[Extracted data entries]
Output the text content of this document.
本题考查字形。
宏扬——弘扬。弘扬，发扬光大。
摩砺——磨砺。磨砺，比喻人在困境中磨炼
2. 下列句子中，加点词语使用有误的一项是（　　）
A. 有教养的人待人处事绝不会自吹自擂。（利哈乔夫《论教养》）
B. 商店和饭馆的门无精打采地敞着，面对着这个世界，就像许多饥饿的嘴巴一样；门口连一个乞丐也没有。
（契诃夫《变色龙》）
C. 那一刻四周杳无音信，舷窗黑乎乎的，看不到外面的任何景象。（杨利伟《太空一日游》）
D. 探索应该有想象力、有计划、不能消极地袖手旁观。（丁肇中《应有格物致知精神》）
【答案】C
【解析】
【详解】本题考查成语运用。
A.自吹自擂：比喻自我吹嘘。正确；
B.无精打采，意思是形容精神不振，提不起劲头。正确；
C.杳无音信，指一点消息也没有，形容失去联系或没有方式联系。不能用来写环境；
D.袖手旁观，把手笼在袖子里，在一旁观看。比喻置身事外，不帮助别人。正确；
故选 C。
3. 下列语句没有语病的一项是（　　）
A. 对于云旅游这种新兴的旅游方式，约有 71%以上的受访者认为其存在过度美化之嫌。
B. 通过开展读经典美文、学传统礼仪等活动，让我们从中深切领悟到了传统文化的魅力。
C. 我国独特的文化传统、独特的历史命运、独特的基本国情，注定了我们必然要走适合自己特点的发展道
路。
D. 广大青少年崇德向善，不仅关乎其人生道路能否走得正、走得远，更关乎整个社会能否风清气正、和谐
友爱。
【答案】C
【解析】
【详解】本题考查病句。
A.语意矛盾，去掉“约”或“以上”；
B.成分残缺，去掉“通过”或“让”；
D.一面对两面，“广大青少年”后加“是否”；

Written instruction:
Produce an exact copy of all the records.

Reply to the exercise:
Output the text content of this document.
本题考查字形。
宏扬——弘扬。弘扬，发扬光大。
摩砺——磨砺。磨砺，比喻人在困境中磨炼
2. 下列句子中，加点词语使用有误的一项是（　　）
A. 有教养的人待人处事绝不会自吹自擂。（利哈乔夫《论教养》）
B. 商店和饭馆的门无精打采地敞着，面对着这个世界，就像许多饥饿的嘴巴一样；门口连一个乞丐也没有。
（契诃夫《变色龙》）
C. 那一刻四周杳无音信，舷窗黑乎乎的，看不到外面的任何景象。（杨利伟《太空一日游》）
D. 探索应该有想象力、有计划、不能消极地袖手旁观。（丁肇中《应有格物致知精神》）
【答案】C
【解析】
【详解】本题考查成语运用。
A.自吹自擂：比喻自我吹嘘。正确；
B.无精打采，意思是形容精神不振，提不起劲头。正确；
C.杳无音信，指一点消息也没有，形容失去联系或没有方式联系。不能用来写环境；
D.袖手旁观，把手笼在袖子里，在一旁观看。比喻置身事外，不帮助别人。正确；
故选 C。
3. 下列语句没有语病的一项是（　　）
A. 对于云旅游这种新兴的旅游方式，约有 71%以上的受访者认为其存在过度美化之嫌。
B. 通过开展读经典美文、学传统礼仪等活动，让我们从中深切领悟到了传统文化的魅力。
C. 我国独特的文化传统、独特的历史命运、独特的基本国情，注定了我们必然要走适合自己特点的发展道
路。
D. 广大青少年崇德向善，不仅关乎其人生道路能否走得正、走得远，更关乎整个社会能否风清气正、和谐
友爱。
【答案】C
【解析】
【详解】本题考查病句。
A.语意矛盾，去掉“约”或“以上”；
B.成分残缺，去掉“通过”或“让”；
D.一面对两面，“广大青少年”后加“是否”；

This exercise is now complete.